| Exercise inputs |
-- Begin --

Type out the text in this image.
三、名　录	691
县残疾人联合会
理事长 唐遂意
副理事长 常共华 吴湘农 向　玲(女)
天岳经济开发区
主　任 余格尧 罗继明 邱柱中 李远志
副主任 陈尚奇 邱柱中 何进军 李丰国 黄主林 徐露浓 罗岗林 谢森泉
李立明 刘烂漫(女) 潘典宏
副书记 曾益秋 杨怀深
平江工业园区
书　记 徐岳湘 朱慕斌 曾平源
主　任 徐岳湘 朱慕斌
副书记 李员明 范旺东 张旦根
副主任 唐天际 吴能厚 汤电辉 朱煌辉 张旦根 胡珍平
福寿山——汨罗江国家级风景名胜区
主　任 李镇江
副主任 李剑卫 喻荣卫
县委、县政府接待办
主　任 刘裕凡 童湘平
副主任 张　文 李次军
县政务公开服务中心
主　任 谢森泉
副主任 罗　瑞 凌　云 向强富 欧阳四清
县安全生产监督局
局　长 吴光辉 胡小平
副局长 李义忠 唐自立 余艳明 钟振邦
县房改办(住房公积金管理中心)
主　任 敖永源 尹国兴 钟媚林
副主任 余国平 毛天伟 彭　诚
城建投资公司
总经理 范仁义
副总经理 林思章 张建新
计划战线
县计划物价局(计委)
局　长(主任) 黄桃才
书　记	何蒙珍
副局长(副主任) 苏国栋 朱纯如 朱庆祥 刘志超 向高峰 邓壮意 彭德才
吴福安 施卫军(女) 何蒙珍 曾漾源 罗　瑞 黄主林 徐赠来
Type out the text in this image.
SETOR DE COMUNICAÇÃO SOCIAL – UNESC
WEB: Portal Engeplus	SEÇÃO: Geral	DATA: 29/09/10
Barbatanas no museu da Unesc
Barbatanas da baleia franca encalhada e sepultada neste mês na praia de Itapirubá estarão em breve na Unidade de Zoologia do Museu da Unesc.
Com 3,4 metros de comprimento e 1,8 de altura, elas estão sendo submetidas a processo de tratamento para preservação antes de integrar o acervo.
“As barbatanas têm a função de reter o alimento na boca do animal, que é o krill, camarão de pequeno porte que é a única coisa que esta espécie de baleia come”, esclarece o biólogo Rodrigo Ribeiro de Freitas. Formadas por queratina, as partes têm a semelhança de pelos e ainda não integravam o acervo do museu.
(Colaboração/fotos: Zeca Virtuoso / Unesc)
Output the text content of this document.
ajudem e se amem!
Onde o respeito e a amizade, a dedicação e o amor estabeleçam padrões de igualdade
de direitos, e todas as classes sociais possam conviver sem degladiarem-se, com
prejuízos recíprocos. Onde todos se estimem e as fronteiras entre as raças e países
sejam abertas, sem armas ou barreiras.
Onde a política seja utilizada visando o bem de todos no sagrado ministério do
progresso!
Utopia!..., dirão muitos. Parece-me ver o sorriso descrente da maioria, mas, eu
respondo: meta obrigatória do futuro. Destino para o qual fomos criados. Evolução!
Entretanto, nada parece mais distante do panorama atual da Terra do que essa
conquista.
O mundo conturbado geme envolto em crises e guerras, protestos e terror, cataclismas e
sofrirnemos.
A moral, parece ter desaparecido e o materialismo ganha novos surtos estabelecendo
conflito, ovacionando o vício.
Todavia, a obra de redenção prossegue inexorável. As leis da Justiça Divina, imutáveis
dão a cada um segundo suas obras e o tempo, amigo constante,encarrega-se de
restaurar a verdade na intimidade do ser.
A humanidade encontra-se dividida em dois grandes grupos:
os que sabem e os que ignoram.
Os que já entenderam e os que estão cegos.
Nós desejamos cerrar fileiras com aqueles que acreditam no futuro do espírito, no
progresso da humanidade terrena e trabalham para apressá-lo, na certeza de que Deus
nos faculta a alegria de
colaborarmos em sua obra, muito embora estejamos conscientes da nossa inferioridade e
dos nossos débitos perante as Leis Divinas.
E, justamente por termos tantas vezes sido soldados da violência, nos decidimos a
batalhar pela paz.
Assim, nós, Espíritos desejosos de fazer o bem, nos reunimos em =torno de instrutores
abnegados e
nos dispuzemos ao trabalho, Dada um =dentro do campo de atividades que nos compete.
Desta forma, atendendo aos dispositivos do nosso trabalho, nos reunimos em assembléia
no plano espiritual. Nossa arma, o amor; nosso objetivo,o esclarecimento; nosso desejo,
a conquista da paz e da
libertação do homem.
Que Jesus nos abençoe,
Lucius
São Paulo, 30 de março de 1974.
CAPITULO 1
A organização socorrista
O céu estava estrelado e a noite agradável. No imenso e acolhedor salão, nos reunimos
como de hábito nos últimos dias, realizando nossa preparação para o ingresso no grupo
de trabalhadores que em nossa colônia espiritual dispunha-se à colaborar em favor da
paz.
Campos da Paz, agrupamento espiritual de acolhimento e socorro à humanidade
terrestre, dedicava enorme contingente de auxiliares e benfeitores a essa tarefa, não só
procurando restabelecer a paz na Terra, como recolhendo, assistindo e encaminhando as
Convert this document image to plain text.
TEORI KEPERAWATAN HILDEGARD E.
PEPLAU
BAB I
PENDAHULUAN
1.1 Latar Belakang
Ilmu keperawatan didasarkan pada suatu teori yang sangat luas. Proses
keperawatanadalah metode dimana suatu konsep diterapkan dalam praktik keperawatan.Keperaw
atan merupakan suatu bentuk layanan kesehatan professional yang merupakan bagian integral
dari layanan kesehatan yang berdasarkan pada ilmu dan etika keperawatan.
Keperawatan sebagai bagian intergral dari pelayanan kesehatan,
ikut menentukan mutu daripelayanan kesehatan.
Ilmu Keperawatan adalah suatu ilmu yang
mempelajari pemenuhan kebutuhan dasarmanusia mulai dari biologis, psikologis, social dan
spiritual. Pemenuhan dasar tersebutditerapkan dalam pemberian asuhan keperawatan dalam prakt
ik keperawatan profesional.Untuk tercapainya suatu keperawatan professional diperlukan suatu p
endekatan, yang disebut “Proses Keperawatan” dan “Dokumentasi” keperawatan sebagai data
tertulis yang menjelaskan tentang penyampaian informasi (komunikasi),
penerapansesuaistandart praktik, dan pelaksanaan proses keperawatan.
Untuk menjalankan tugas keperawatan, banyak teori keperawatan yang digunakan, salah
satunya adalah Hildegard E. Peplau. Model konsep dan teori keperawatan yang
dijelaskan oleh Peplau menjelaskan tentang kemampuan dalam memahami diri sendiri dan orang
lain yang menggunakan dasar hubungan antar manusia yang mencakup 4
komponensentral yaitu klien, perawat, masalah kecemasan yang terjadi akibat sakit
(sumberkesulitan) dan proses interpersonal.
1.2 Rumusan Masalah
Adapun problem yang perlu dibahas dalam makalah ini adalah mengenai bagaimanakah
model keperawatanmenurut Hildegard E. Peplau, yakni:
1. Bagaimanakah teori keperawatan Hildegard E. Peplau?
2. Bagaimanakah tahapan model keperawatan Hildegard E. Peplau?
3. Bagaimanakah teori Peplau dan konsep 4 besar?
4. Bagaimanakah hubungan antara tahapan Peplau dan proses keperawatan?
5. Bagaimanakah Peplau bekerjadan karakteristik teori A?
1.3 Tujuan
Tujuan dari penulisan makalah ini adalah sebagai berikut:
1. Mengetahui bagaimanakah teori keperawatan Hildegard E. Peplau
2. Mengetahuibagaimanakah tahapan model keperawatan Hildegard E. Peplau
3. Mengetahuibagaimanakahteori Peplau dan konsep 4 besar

-- End --

| Stated problem |
Transcribe all of the material exactly. Omit nothing.

| Final answer |
Type out the text in this image.
三、名　录	691
县残疾人联合会
理事长 唐遂意
副理事长 常共华 吴湘农 向　玲(女)
天岳经济开发区
主　任 余格尧 罗继明 邱柱中 李远志
副主任 陈尚奇 邱柱中 何进军 李丰国 黄主林 徐露浓 罗岗林 谢森泉
李立明 刘烂漫(女) 潘典宏
副书记 曾益秋 杨怀深
平江工业园区
书　记 徐岳湘 朱慕斌 曾平源
主　任 徐岳湘 朱慕斌
副书记 李员明 范旺东 张旦根
副主任 唐天际 吴能厚 汤电辉 朱煌辉 张旦根 胡珍平
福寿山——汨罗江国家级风景名胜区
主　任 李镇江
副主任 李剑卫 喻荣卫
县委、县政府接待办
主　任 刘裕凡 童湘平
副主任 张　文 李次军
县政务公开服务中心
主　任 谢森泉
副主任 罗　瑞 凌　云 向强富 欧阳四清
县安全生产监督局
局　长 吴光辉 胡小平
副局长 李义忠 唐自立 余艳明 钟振邦
县房改办(住房公积金管理中心)
主　任 敖永源 尹国兴 钟媚林
副主任 余国平 毛天伟 彭　诚
城建投资公司
总经理 范仁义
副总经理 林思章 张建新
计划战线
县计划物价局(计委)
局　长(主任) 黄桃才
书　记	何蒙珍
副局长(副主任) 苏国栋 朱纯如 朱庆祥 刘志超 向高峰 邓壮意 彭德才
吴福安 施卫军(女) 何蒙珍 曾漾源 罗　瑞 黄主林 徐赠来
Type out the text in this image.
SETOR DE COMUNICAÇÃO SOCIAL – UNESC
WEB: Portal Engeplus	SEÇÃO: Geral	DATA: 29/09/10
Barbatanas no museu da Unesc
Barbatanas da baleia franca encalhada e sepultada neste mês na praia de Itapirubá estarão em breve na Unidade de Zoologia do Museu da Unesc.
Com 3,4 metros de comprimento e 1,8 de altura, elas estão sendo submetidas a processo de tratamento para preservação antes de integrar o acervo.
“As barbatanas têm a função de reter o alimento na boca do animal, que é o krill, camarão de pequeno porte que é a única coisa que esta espécie de baleia come”, esclarece o biólogo Rodrigo Ribeiro de Freitas. Formadas por queratina, as partes têm a semelhança de pelos e ainda não integravam o acervo do museu.
(Colaboração/fotos: Zeca Virtuoso / Unesc)
Output the text content of this document.
ajudem e se amem!
Onde o respeito e a amizade, a dedicação e o amor estabeleçam padrões de igualdade
de direitos, e todas as classes sociais possam conviver sem degladiarem-se, com
prejuízos recíprocos. Onde todos se estimem e as fronteiras entre as raças e países
sejam abertas, sem armas ou barreiras.
Onde a política seja utilizada visando o bem de todos no sagrado ministério do
progresso!
Utopia!..., dirão muitos. Parece-me ver o sorriso descrente da maioria, mas, eu
respondo: meta obrigatória do futuro. Destino para o qual fomos criados. Evolução!
Entretanto, nada parece mais distante do panorama atual da Terra do que essa
conquista.
O mundo conturbado geme envolto em crises e guerras, protestos e terror, cataclismas e
sofrirnemos.
A moral, parece ter desaparecido e o materialismo ganha novos surtos estabelecendo
conflito, ovacionando o vício.
Todavia, a obra de redenção prossegue inexorável. As leis da Justiça Divina, imutáveis
dão a cada um segundo suas obras e o tempo, amigo constante,encarrega-se de
restaurar a verdade na intimidade do ser.
A humanidade encontra-se dividida em dois grandes grupos:
os que sabem e os que ignoram.
Os que já entenderam e os que estão cegos.
Nós desejamos cerrar fileiras com aqueles que acreditam no futuro do espírito, no
progresso da humanidade terrena e trabalham para apressá-lo, na certeza de que Deus
nos faculta a alegria de
colaborarmos em sua obra, muito embora estejamos conscientes da nossa inferioridade e
dos nossos débitos perante as Leis Divinas.
E, justamente por termos tantas vezes sido soldados da violência, nos decidimos a
batalhar pela paz.
Assim, nós, Espíritos desejosos de fazer o bem, nos reunimos em =torno de instrutores
abnegados e
nos dispuzemos ao trabalho, Dada um =dentro do campo de atividades que nos compete.
Desta forma, atendendo aos dispositivos do nosso trabalho, nos reunimos em assembléia
no plano espiritual. Nossa arma, o amor; nosso objetivo,o esclarecimento; nosso desejo,
a conquista da paz e da
libertação do homem.
Que Jesus nos abençoe,
Lucius
São Paulo, 30 de março de 1974.
CAPITULO 1
A organização socorrista
O céu estava estrelado e a noite agradável. No imenso e acolhedor salão, nos reunimos
como de hábito nos últimos dias, realizando nossa preparação para o ingresso no grupo
de trabalhadores que em nossa colônia espiritual dispunha-se à colaborar em favor da
paz.
Campos da Paz, agrupamento espiritual de acolhimento e socorro à humanidade
terrestre, dedicava enorme contingente de auxiliares e benfeitores a essa tarefa, não só
procurando restabelecer a paz na Terra, como recolhendo, assistindo e encaminhando as
Convert this document image to plain text.
TEORI KEPERAWATAN HILDEGARD E.
PEPLAU
BAB I
PENDAHULUAN
1.1 Latar Belakang
Ilmu keperawatan didasarkan pada suatu teori yang sangat luas. Proses
keperawatanadalah metode dimana suatu konsep diterapkan dalam praktik keperawatan.Keperaw
atan merupakan suatu bentuk layanan kesehatan professional yang merupakan bagian integral
dari layanan kesehatan yang berdasarkan pada ilmu dan etika keperawatan.
Keperawatan sebagai bagian intergral dari pelayanan kesehatan,
ikut menentukan mutu daripelayanan kesehatan.
Ilmu Keperawatan adalah suatu ilmu yang
mempelajari pemenuhan kebutuhan dasarmanusia mulai dari biologis, psikologis, social dan
spiritual. Pemenuhan dasar tersebutditerapkan dalam pemberian asuhan keperawatan dalam prakt
ik keperawatan profesional.Untuk tercapainya suatu keperawatan professional diperlukan suatu p
endekatan, yang disebut “Proses Keperawatan” dan “Dokumentasi” keperawatan sebagai data
tertulis yang menjelaskan tentang penyampaian informasi (komunikasi),
penerapansesuaistandart praktik, dan pelaksanaan proses keperawatan.
Untuk menjalankan tugas keperawatan, banyak teori keperawatan yang digunakan, salah
satunya adalah Hildegard E. Peplau. Model konsep dan teori keperawatan yang
dijelaskan oleh Peplau menjelaskan tentang kemampuan dalam memahami diri sendiri dan orang
lain yang menggunakan dasar hubungan antar manusia yang mencakup 4
komponensentral yaitu klien, perawat, masalah kecemasan yang terjadi akibat sakit
(sumberkesulitan) dan proses interpersonal.
1.2 Rumusan Masalah
Adapun problem yang perlu dibahas dalam makalah ini adalah mengenai bagaimanakah
model keperawatanmenurut Hildegard E. Peplau, yakni:
1. Bagaimanakah teori keperawatan Hildegard E. Peplau?
2. Bagaimanakah tahapan model keperawatan Hildegard E. Peplau?
3. Bagaimanakah teori Peplau dan konsep 4 besar?
4. Bagaimanakah hubungan antara tahapan Peplau dan proses keperawatan?
5. Bagaimanakah Peplau bekerjadan karakteristik teori A?
1.3 Tujuan
Tujuan dari penulisan makalah ini adalah sebagai berikut:
1. Mengetahui bagaimanakah teori keperawatan Hildegard E. Peplau
2. Mengetahuibagaimanakah tahapan model keperawatan Hildegard E. Peplau
3. Mengetahuibagaimanakahteori Peplau dan konsep 4 besar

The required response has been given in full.